## STATED GOAL
Pictures within the data are to be left out; everything else must be reproduced exactly.

··· DATASET ENTRIES ···

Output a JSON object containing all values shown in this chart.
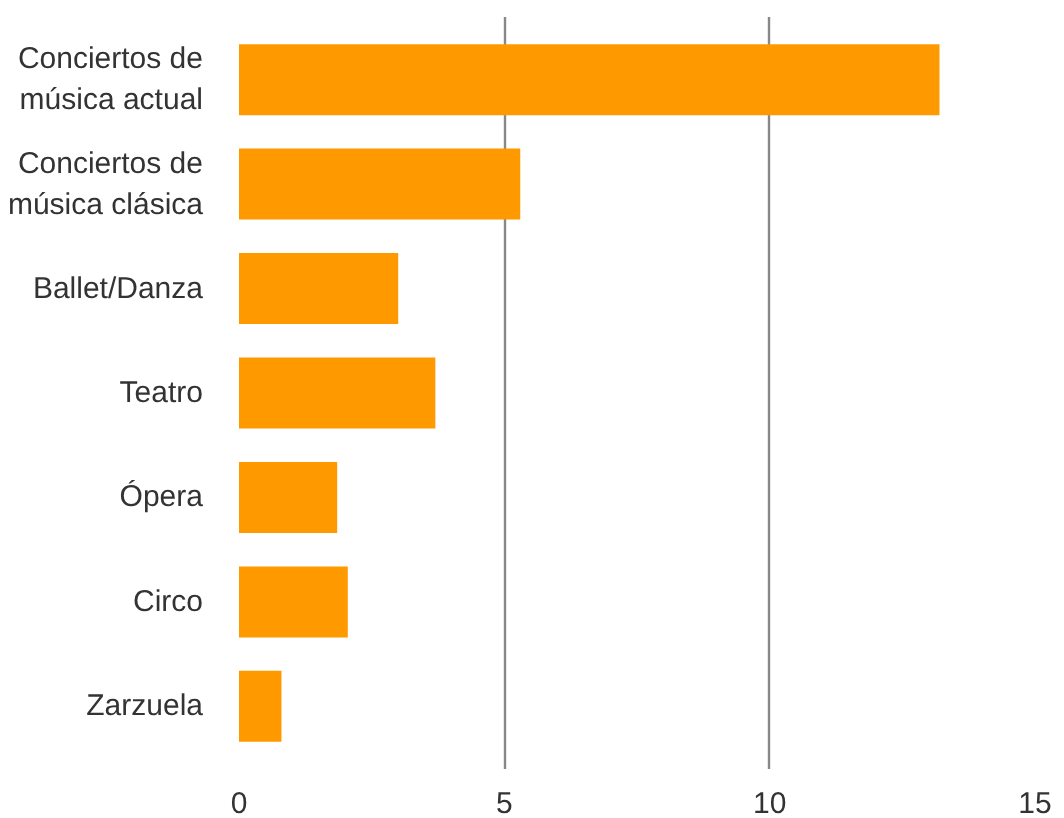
{
  "chart_data": {
    "type": "bar",
    "orientation": "horizontal",
    "categories": [
      "Conciertos de\nmúsica actual",
      "Conciertos de\nmúsica clásica",
      "Ballet/Danza",
      "Teatro",
      "Ópera",
      "Circo",
      "Zarzuela"
    ],
    "values": [
      13.2,
      5.3,
      3.0,
      3.7,
      1.85,
      2.05,
      0.8
    ],
    "color": "#ff9900",
    "xlim": [
      0,
      15
    ],
    "xticks": [
      0,
      5,
      10,
      15
    ],
    "grid": "x"
  }
}
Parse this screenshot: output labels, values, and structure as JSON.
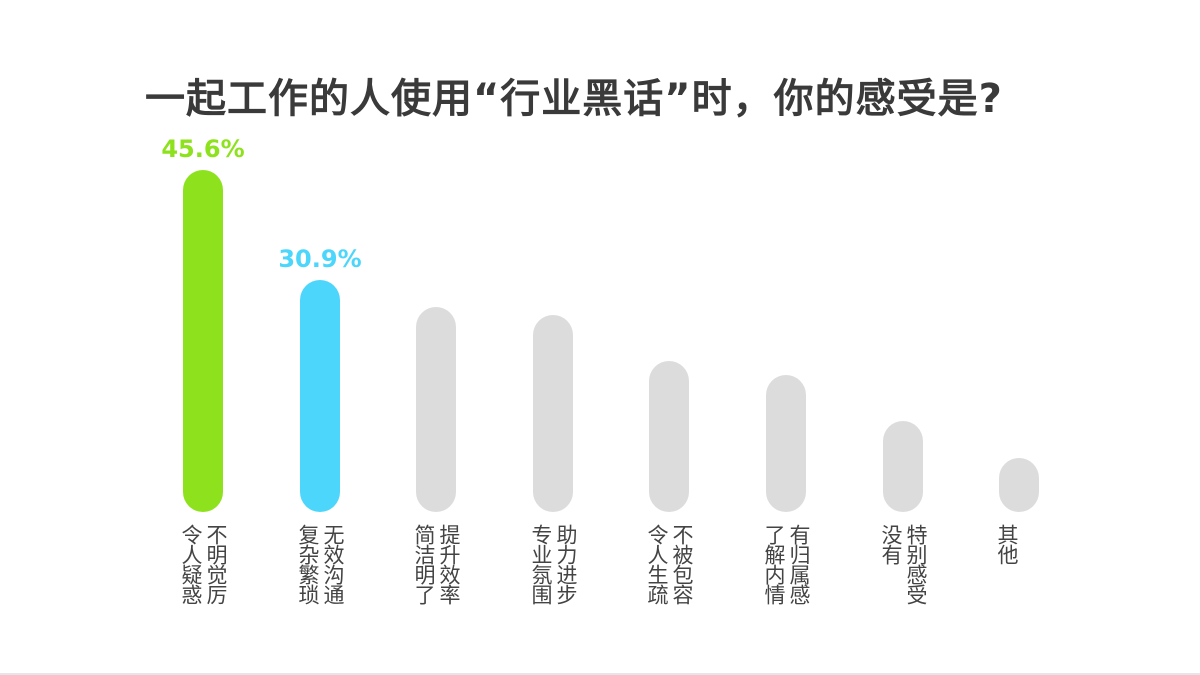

···

## EXERCISE OUTPUT
Output a JSON object containing all values shown in this chart.
{
  "chart_data": {
    "type": "bar",
    "orientation": "horizontal",
    "categories": [
      "Conciertos de\nmúsica actual",
      "Conciertos de\nmúsica clásica",
      "Ballet/Danza",
      "Teatro",
      "Ópera",
      "Circo",
      "Zarzuela"
    ],
    "values": [
      13.2,
      5.3,
      3.0,
      3.7,
      1.85,
      2.05,
      0.8
    ],
    "color": "#ff9900",
    "xlim": [
      0,
      15
    ],
    "xticks": [
      0,
      5,
      10,
      15
    ],
    "grid": "x"
  }
}
Parse this screenshot: output labels, values, and structure as JSON.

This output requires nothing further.